▶ What is being asked: Gather, from the data below, each line in which the word "subtitles" occurs.

▶ Recorded data:

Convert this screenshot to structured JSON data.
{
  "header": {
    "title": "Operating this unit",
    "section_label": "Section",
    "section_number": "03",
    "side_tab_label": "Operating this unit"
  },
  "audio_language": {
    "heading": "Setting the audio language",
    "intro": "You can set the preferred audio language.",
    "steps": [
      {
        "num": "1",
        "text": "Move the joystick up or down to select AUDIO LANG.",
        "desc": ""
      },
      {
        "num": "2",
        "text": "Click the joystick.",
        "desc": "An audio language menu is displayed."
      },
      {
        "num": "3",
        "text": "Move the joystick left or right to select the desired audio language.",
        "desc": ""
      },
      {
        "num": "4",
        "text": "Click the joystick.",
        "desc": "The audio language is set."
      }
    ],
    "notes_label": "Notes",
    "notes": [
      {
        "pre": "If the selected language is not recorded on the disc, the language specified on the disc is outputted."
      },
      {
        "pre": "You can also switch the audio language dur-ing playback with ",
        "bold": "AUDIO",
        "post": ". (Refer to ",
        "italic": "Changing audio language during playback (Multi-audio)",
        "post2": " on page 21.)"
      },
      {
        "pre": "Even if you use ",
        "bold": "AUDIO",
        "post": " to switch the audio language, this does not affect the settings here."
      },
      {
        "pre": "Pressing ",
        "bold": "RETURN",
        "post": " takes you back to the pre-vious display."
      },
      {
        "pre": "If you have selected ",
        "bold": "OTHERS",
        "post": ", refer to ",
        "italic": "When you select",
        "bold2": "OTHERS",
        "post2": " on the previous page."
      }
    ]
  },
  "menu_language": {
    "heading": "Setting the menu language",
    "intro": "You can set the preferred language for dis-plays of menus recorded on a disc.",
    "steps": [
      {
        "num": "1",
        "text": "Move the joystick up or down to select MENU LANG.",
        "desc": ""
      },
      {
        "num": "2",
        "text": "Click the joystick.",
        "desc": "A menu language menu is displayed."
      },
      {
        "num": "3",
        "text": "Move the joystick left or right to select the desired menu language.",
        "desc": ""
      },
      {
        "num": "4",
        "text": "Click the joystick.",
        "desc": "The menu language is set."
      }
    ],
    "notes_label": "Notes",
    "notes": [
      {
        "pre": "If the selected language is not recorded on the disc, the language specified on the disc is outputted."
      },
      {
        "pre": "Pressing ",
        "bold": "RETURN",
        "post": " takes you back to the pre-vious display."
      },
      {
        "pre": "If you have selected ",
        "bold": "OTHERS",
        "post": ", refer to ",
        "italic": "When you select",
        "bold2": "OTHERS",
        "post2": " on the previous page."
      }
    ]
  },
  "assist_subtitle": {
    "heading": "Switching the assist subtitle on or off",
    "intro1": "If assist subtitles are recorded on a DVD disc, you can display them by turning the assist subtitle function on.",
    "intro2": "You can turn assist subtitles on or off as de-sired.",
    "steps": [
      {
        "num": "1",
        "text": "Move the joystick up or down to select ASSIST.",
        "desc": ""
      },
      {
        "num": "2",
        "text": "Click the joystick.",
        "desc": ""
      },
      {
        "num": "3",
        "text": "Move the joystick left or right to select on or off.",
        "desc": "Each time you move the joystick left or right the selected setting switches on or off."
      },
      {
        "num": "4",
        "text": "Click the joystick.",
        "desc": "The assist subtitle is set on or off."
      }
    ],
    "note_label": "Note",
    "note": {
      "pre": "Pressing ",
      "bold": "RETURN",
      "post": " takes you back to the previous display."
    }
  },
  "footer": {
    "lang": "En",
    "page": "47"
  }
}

▶ Answer to the task:
    "intro1": "If assist subtitles are recorded on a DVD disc, you can display them by turning the assist subtitle function on.",
    "intro2": "You can turn assist subtitles on or off as de-sired.",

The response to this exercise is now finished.